:: INPUT MATERIAL ::

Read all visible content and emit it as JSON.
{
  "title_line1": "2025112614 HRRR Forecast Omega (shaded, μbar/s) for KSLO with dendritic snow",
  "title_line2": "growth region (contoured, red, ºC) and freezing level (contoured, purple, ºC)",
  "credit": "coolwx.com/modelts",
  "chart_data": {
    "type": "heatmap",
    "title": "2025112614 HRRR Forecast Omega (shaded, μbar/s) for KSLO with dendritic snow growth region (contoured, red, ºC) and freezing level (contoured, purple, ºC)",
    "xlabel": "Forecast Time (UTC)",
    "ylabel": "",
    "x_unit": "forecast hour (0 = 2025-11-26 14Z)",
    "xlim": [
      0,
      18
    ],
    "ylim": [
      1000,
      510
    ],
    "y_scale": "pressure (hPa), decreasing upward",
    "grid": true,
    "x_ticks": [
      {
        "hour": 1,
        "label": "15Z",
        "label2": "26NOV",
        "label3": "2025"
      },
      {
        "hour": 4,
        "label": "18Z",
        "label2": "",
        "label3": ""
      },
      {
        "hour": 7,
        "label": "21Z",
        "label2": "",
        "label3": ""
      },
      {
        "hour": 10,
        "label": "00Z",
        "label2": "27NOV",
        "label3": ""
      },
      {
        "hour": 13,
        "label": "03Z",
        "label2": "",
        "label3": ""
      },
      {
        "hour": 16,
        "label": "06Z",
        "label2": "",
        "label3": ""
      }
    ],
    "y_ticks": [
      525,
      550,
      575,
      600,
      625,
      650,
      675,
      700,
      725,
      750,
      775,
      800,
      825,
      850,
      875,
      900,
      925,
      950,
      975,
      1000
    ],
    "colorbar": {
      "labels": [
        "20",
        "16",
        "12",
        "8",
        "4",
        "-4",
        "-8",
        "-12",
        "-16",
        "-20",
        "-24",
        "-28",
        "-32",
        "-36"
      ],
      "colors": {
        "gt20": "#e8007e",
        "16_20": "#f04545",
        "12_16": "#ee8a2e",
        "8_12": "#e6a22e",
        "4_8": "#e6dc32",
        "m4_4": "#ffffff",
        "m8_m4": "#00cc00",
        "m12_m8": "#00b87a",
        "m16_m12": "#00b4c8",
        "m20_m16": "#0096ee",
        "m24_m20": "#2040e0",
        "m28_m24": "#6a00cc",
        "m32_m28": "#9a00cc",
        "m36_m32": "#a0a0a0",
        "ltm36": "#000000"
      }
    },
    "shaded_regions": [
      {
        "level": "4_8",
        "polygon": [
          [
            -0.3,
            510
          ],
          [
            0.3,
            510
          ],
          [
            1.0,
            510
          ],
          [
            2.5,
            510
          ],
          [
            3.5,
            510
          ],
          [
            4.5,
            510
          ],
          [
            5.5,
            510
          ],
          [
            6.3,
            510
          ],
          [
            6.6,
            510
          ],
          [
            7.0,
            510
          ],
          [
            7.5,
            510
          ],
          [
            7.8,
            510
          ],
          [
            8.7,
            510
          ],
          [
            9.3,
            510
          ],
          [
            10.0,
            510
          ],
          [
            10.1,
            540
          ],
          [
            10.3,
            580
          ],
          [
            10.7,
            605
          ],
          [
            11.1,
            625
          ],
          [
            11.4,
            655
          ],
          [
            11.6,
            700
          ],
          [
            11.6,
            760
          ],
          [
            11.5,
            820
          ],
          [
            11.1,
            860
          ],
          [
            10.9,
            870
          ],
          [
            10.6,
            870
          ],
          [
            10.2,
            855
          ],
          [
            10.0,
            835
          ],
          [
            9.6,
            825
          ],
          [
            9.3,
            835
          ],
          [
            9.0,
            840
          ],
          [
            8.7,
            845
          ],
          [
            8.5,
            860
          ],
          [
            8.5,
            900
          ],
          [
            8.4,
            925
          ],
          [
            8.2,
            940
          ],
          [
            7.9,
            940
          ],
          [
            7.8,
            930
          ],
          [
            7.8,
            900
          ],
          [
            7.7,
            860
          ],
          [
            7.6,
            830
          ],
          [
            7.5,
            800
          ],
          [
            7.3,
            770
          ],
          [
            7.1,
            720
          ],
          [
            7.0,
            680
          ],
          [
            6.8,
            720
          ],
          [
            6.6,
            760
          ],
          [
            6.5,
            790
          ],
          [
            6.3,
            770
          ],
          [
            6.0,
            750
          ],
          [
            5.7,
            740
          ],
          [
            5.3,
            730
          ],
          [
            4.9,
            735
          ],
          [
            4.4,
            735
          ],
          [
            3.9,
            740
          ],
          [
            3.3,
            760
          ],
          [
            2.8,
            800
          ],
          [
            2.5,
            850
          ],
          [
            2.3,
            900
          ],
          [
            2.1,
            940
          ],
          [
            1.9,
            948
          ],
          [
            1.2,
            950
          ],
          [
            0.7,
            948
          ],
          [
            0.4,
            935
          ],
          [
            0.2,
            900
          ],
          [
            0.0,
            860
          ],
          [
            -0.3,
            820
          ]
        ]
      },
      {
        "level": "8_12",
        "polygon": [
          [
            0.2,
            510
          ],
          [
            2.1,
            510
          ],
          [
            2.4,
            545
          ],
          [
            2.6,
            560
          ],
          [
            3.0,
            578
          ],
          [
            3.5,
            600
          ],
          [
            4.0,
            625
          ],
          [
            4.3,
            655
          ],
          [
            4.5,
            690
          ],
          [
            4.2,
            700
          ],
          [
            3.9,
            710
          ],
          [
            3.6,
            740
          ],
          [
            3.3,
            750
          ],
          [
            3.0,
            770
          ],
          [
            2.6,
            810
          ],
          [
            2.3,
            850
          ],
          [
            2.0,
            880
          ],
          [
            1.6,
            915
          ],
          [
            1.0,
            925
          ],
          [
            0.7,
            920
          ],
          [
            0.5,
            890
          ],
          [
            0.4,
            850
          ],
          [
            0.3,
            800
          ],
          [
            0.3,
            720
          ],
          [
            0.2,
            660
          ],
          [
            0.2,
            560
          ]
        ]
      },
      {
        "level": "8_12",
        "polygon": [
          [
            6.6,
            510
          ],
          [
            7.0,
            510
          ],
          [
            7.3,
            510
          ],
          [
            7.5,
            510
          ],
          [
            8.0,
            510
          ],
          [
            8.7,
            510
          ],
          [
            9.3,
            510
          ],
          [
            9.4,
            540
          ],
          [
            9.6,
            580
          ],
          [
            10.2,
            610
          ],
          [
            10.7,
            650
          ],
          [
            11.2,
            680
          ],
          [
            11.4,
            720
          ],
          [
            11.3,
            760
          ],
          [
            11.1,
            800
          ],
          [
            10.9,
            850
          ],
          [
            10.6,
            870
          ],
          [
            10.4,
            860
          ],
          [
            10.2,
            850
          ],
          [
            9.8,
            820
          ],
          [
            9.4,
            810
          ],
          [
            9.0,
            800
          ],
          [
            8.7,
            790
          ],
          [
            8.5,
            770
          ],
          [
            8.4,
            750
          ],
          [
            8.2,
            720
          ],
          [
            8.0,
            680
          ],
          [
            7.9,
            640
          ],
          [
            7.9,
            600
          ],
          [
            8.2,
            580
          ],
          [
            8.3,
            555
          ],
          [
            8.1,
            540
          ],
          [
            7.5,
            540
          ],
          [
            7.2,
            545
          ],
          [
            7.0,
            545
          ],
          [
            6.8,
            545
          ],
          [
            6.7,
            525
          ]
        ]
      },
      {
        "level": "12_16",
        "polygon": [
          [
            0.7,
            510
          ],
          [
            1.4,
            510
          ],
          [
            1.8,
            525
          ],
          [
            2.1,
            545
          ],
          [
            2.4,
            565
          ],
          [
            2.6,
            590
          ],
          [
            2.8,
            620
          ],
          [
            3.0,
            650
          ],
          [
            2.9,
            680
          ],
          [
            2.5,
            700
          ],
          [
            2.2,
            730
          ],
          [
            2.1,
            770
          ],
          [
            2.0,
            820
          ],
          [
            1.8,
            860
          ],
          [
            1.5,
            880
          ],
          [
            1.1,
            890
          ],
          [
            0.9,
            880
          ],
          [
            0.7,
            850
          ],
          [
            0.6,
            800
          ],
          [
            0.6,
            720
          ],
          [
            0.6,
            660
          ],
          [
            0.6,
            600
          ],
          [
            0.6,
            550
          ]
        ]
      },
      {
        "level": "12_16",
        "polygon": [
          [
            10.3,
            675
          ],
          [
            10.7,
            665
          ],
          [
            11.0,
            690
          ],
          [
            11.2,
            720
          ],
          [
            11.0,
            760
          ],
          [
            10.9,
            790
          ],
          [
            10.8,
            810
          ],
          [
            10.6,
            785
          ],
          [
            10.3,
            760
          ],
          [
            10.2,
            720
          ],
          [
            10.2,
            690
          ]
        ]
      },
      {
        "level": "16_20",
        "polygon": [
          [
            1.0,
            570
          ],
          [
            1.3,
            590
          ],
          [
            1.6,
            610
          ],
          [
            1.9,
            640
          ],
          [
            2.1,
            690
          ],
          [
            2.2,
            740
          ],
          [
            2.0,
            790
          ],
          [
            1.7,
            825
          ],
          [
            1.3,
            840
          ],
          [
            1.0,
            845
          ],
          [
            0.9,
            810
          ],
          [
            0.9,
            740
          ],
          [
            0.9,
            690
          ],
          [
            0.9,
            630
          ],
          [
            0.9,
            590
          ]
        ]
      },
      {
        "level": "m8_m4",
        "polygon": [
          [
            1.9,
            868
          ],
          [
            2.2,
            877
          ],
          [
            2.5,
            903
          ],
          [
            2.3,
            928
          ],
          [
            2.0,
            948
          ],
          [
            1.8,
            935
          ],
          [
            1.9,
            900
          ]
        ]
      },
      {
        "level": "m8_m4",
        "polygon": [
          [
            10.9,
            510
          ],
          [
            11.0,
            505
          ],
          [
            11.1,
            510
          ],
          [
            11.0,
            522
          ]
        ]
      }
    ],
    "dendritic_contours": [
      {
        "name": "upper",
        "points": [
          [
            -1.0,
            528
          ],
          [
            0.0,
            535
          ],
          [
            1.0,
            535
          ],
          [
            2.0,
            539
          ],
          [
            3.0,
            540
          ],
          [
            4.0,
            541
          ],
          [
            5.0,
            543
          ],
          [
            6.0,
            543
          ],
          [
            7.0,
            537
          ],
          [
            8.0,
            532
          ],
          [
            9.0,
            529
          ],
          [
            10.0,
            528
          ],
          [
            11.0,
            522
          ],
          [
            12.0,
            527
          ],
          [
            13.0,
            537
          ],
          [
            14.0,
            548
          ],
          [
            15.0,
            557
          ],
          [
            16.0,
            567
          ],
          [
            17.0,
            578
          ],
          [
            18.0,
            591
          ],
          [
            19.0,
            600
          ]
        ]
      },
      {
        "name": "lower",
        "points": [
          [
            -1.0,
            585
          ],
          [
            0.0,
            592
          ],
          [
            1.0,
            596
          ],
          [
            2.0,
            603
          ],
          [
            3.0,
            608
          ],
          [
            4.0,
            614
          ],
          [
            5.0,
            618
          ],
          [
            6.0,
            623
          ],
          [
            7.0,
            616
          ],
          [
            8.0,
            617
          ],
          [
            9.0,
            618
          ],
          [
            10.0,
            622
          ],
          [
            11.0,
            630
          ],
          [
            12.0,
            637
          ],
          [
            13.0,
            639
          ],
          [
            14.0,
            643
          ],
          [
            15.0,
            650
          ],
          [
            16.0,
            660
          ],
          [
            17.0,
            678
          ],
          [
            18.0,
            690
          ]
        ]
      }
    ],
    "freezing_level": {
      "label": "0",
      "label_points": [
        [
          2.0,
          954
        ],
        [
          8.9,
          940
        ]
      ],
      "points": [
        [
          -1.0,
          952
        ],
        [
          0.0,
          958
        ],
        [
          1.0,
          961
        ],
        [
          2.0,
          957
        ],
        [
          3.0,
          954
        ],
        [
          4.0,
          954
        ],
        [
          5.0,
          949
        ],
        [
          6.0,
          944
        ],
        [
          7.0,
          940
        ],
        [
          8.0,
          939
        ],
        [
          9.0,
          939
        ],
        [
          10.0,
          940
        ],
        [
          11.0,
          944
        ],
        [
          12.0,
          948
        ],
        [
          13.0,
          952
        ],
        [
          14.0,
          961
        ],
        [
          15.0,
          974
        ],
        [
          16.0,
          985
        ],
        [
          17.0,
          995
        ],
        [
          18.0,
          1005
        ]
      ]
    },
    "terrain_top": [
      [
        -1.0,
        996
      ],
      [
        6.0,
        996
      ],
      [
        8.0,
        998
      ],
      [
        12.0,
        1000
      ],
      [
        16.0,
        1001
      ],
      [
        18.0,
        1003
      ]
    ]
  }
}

:::

TASK DESCRIPTION -> Extract every line from the records above that contains the word "snow".

EXERCISE RESULT ->
  "title_line1": "2025112614 HRRR Forecast Omega (shaded, μbar/s) for KSLO with dendritic snow",
    "title": "2025112614 HRRR Forecast Omega (shaded, μbar/s) for KSLO with dendritic snow growth region (contoured, red, ºC) and freezing level (contoured, purple, ºC)",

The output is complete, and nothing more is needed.